━━━ INFORMATION GIVEN

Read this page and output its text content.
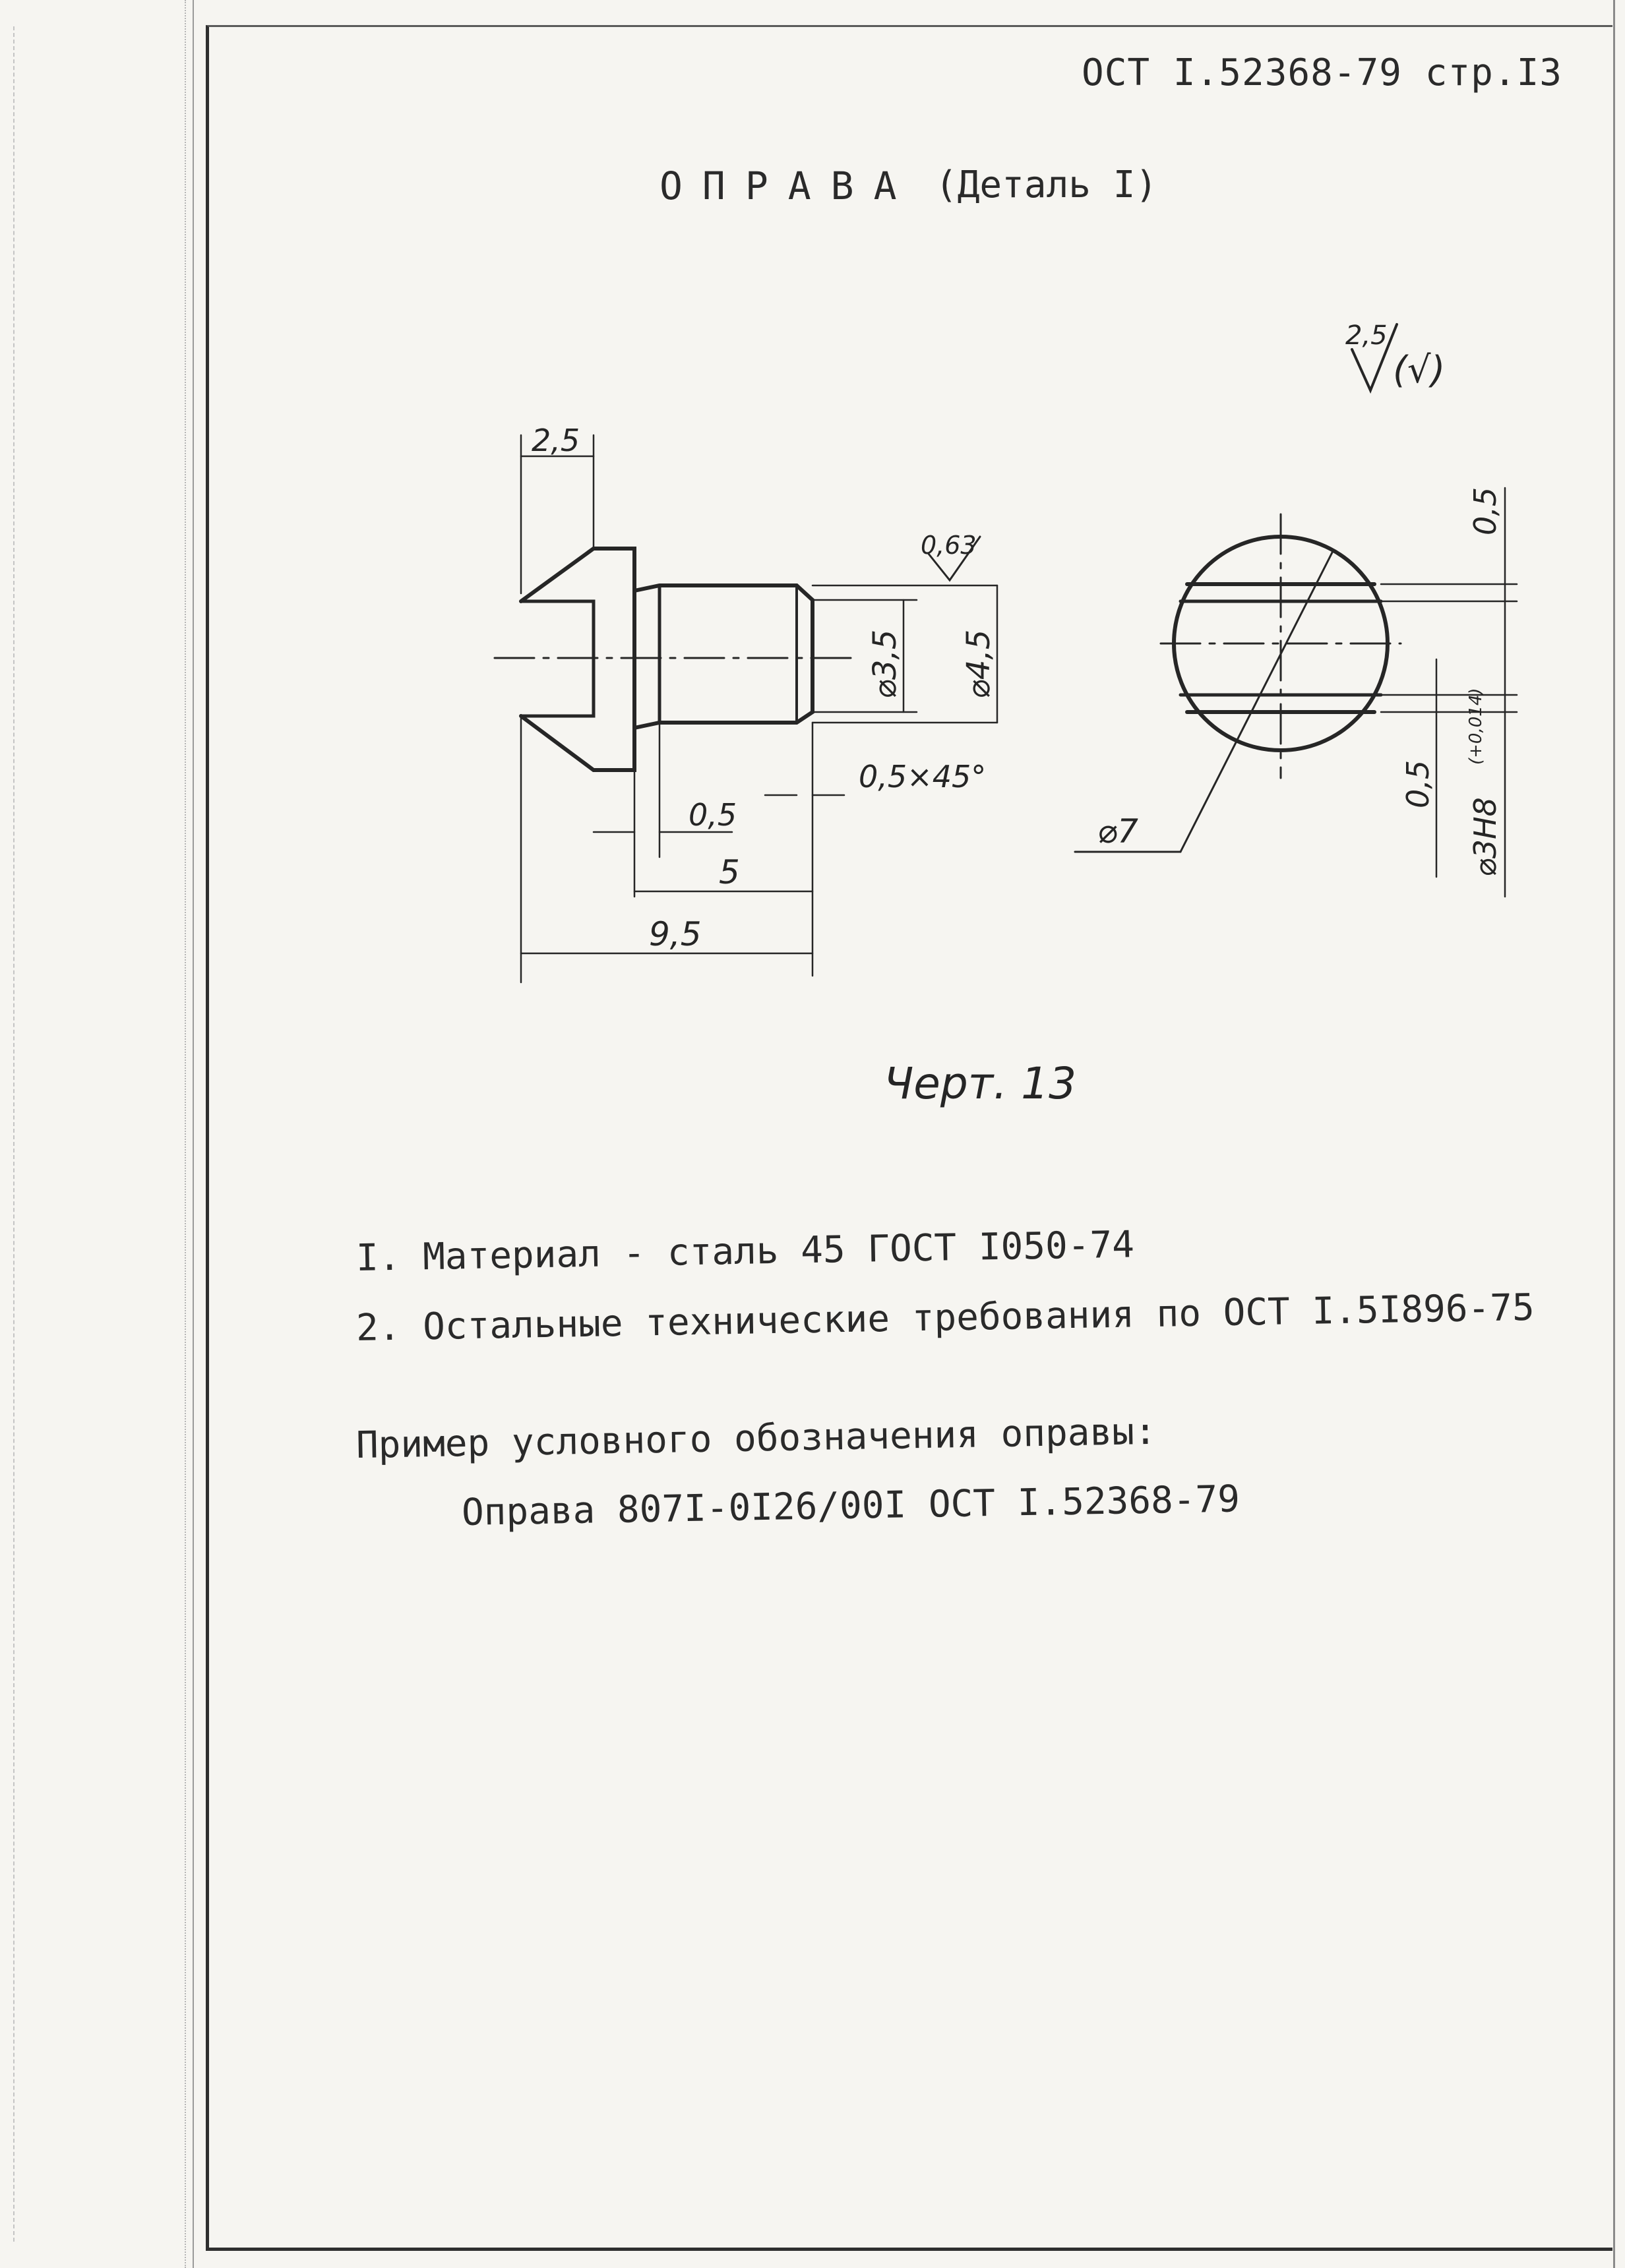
ОСТ I.52368-79 стр.I3
ОПРАВА (Деталь I)
2,5
(√)
2,5
0,63
⌀3,5 ⌀4,5
0,5×45°
0,5
5
9,5
⌀7
0,5
0,5
⌀3H8
(+0,014)
Черт. 13
I. Материал - сталь 45 ГОСТ I050-74
2. Остальные технические требования по ОСТ I.5I896-75
Пример условного обозначения оправы:
Оправа 807I-0I26/00I ОСТ I.52368-79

━━━━━━

**GIVEN TASK**. Repeat the material above in full and unchanged, minus its images.

**TASK RESPONSE**.
Read this page and output its text content.
ОСТ I.52368-79 стр.I3
ОПРАВА (Деталь I)
2,5
(√)
2,5
0,63
⌀3,5 ⌀4,5
0,5×45°
0,5
5
9,5
⌀7
0,5
0,5
⌀3H8
(+0,014)
Черт. 13
I. Материал - сталь 45 ГОСТ I050-74
2. Остальные технические требования по ОСТ I.5I896-75
Пример условного обозначения оправы:
Оправа 807I-0I26/00I ОСТ I.52368-79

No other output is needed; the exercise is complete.